--- Begin Provided data ---

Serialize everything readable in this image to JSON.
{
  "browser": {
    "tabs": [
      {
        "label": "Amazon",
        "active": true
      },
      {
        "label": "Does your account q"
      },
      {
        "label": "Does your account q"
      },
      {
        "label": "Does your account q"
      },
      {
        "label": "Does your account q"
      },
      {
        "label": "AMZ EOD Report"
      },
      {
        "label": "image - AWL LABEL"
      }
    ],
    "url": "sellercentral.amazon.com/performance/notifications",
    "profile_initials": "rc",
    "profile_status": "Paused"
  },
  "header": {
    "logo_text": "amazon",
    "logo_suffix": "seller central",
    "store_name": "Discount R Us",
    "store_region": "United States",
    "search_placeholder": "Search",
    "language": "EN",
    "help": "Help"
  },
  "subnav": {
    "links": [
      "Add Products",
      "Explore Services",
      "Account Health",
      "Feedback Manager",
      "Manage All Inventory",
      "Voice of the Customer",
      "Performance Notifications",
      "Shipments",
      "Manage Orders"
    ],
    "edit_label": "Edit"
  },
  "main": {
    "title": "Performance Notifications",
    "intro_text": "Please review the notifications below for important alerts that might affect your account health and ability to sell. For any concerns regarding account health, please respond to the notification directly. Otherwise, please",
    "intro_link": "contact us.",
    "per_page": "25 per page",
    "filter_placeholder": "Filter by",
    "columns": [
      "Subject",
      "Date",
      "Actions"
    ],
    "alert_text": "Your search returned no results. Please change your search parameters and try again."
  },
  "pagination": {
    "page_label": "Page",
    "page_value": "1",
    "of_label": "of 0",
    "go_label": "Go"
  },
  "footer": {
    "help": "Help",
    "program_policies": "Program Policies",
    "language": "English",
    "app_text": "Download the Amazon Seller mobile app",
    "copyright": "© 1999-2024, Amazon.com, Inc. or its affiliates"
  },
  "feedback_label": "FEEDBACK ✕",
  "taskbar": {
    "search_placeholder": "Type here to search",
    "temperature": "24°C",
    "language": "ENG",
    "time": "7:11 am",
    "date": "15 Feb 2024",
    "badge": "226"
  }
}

--- End Provided data ---

Task ▸ How many of the lines in the listing above hold the word "language"? Report only that figure.

Output for this task ▸ 3